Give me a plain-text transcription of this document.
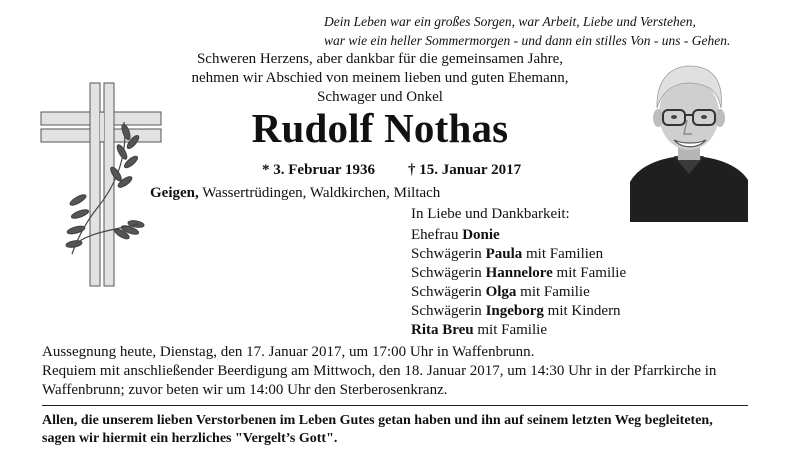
Dein Leben war ein großes Sorgen, war Arbeit, Liebe und Verstehen,
war wie ein heller Sommermorgen - und dann ein stilles Von - uns - Gehen.
Schweren Herzens, aber dankbar für die gemeinsamen Jahre,
nehmen wir Abschied von meinem lieben und guten Ehemann,
Schwager und Onkel
Rudolf Nothas
* 3. Februar 1936 † 15. Januar 2017
Geigen, Wassertrüdingen, Waldkirchen, Miltach
In Liebe und Dankbarkeit:
Ehefrau Donie
Schwägerin Paula mit Familien
Schwägerin Hannelore mit Familie
Schwägerin Olga mit Familie
Schwägerin Ingeborg mit Kindern
Rita Breu mit Familie
Aussegnung heute, Dienstag, den 17. Januar 2017, um 17:00 Uhr in Waffenbrunn.
Requiem mit anschließender Beerdigung am Mittwoch, den 18. Januar 2017, um 14:30 Uhr in der Pfarrkirche in
Waffenbrunn; zuvor beten wir um 14:00 Uhr den Sterberosenkranz.
Allen, die unserem lieben Verstorbenen im Leben Gutes getan haben und ihn auf seinem letzten Weg begleiteten,
sagen wir hiermit ein herzliches "Vergelt’s Gott".
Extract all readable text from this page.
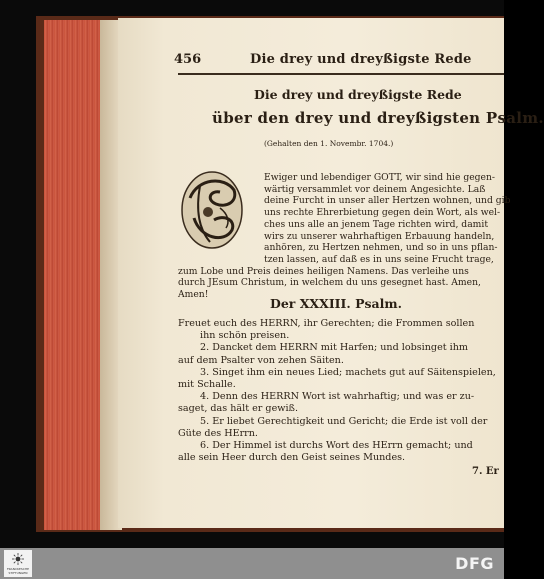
456	Die drey und dreyßigste Rede
Die drey und dreyßigste Rede
über den drey und dreyßigsten Psalm.
(Gehalten den 1. Novembr. 1704.)
Ewiger und lebendiger GOTT, wir sind hie gegen-
wärtig versammlet vor deinem Angesichte. Laß
deine Furcht in unser aller Hertzen wohnen, und gib
uns rechte Ehrerbietung gegen dein Wort, als wel-
ches uns alle an jenem Tage richten wird, damit
wirs zu unserer wahrhaftigen Erbauung handeln,
anhören, zu Hertzen nehmen, und so in uns pflan-
tzen lassen, auf daß es in uns seine Frucht trage,
zum Lobe und Preis deines heiligen Namens. Das verleihe uns
durch JEsum Christum, in welchem du uns gesegnet hast. Amen,
Amen!
Der XXXIII. Psalm.
Freuet euch des HERRN, ihr Gerechten; die Frommen sollen
ihn schön preisen.
2. Dancket dem HERRN mit Harfen; und lobsinget ihm
auf dem Psalter von zehen Säiten.
3. Singet ihm ein neues Lied; machets gut auf Säitenspielen,
mit Schalle.
4. Denn des HERRN Wort ist wahrhaftig; und was er zu-
saget, das hält er gewiß.
5. Er liebet Gerechtigkeit und Gericht; die Erde ist voll der
Güte des HErrn.
6. Der Himmel ist durchs Wort des HErrn gemacht; und
alle sein Heer durch den Geist seines Mundes.
7. Er
FRANCKESCHE STIFTUNGEN	DFG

++++++++++

The request:
Leave out the pictures and give the rest of the records again exactly.

Final answer:
Give me a plain-text transcription of this document.
Dein Leben war ein großes Sorgen, war Arbeit, Liebe und Verstehen,
war wie ein heller Sommermorgen - und dann ein stilles Von - uns - Gehen.
Schweren Herzens, aber dankbar für die gemeinsamen Jahre,
nehmen wir Abschied von meinem lieben und guten Ehemann,
Schwager und Onkel
Rudolf Nothas
* 3. Februar 1936 † 15. Januar 2017
Geigen, Wassertrüdingen, Waldkirchen, Miltach
In Liebe und Dankbarkeit:
Ehefrau Donie
Schwägerin Paula mit Familien
Schwägerin Hannelore mit Familie
Schwägerin Olga mit Familie
Schwägerin Ingeborg mit Kindern
Rita Breu mit Familie
Aussegnung heute, Dienstag, den 17. Januar 2017, um 17:00 Uhr in Waffenbrunn.
Requiem mit anschließender Beerdigung am Mittwoch, den 18. Januar 2017, um 14:30 Uhr in der Pfarrkirche in
Waffenbrunn; zuvor beten wir um 14:00 Uhr den Sterberosenkranz.
Allen, die unserem lieben Verstorbenen im Leben Gutes getan haben und ihn auf seinem letzten Weg begleiteten,
sagen wir hiermit ein herzliches "Vergelt’s Gott".
Extract all readable text from this page.
456	Die drey und dreyßigste Rede
Die drey und dreyßigste Rede
über den drey und dreyßigsten Psalm.
(Gehalten den 1. Novembr. 1704.)
Ewiger und lebendiger GOTT, wir sind hie gegen-
wärtig versammlet vor deinem Angesichte. Laß
deine Furcht in unser aller Hertzen wohnen, und gib
uns rechte Ehrerbietung gegen dein Wort, als wel-
ches uns alle an jenem Tage richten wird, damit
wirs zu unserer wahrhaftigen Erbauung handeln,
anhören, zu Hertzen nehmen, und so in uns pflan-
tzen lassen, auf daß es in uns seine Frucht trage,
zum Lobe und Preis deines heiligen Namens. Das verleihe uns
durch JEsum Christum, in welchem du uns gesegnet hast. Amen,
Amen!
Der XXXIII. Psalm.
Freuet euch des HERRN, ihr Gerechten; die Frommen sollen
ihn schön preisen.
2. Dancket dem HERRN mit Harfen; und lobsinget ihm
auf dem Psalter von zehen Säiten.
3. Singet ihm ein neues Lied; machets gut auf Säitenspielen,
mit Schalle.
4. Denn des HERRN Wort ist wahrhaftig; und was er zu-
saget, das hält er gewiß.
5. Er liebet Gerechtigkeit und Gericht; die Erde ist voll der
Güte des HErrn.
6. Der Himmel ist durchs Wort des HErrn gemacht; und
alle sein Heer durch den Geist seines Mundes.
7. Er
FRANCKESCHE STIFTUNGEN	DFG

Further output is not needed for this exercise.